> _Short problem_: Copy out each line of the material below that holds the string "управления".

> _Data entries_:
-=-=-

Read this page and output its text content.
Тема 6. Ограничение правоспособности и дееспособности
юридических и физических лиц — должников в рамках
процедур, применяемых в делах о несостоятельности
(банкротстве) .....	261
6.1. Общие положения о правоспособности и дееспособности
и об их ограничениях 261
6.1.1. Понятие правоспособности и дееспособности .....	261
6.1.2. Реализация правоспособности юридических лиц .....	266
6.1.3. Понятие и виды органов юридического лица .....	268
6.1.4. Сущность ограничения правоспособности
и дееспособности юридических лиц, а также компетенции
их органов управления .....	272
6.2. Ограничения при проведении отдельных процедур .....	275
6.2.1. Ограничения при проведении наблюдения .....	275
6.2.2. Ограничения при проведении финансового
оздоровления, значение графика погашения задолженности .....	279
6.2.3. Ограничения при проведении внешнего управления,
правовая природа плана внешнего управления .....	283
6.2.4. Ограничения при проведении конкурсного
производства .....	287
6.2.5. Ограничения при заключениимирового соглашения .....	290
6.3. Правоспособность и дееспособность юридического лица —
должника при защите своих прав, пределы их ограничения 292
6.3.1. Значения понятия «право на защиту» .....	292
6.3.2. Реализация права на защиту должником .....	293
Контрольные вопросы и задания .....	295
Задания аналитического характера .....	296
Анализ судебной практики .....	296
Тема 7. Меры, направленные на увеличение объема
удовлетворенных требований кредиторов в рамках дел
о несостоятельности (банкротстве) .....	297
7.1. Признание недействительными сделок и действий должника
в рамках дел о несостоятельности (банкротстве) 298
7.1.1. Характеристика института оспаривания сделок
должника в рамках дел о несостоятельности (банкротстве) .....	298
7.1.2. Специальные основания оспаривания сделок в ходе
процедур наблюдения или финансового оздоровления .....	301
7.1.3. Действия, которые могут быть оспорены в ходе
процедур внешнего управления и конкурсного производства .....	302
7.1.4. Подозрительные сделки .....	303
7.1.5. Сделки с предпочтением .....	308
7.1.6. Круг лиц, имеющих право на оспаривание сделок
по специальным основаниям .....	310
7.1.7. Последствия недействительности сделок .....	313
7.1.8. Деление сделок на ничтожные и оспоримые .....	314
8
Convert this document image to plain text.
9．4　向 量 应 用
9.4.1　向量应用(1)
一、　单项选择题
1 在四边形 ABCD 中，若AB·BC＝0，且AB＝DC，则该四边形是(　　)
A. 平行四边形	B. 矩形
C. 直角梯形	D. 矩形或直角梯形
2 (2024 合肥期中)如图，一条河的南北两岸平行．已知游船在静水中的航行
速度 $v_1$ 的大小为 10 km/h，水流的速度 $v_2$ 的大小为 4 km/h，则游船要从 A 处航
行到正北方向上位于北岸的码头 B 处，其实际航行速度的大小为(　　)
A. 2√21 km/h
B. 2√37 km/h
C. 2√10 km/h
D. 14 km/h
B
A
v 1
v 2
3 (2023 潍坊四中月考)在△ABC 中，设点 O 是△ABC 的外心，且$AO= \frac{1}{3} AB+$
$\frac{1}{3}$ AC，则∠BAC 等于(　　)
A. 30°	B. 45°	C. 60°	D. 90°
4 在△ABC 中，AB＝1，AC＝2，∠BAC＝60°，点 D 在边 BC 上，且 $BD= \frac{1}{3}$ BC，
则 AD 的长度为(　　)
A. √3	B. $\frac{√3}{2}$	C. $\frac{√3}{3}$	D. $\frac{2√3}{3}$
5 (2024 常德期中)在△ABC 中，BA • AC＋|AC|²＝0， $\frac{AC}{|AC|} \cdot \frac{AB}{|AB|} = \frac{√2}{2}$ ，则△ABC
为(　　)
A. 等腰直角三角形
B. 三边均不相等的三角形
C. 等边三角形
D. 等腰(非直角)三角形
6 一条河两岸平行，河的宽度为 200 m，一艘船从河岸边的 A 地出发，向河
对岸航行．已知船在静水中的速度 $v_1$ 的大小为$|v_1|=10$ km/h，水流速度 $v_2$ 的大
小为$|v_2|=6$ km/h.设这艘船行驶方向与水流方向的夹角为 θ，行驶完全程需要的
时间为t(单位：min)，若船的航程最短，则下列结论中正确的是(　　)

-=-=-

> _Output for this task_:
их органов управления .....	272
6.2.3. Ограничения при проведении внешнего управления,
правовая природа плана внешнего управления .....	283
процедур внешнего управления и конкурсного производства .....	302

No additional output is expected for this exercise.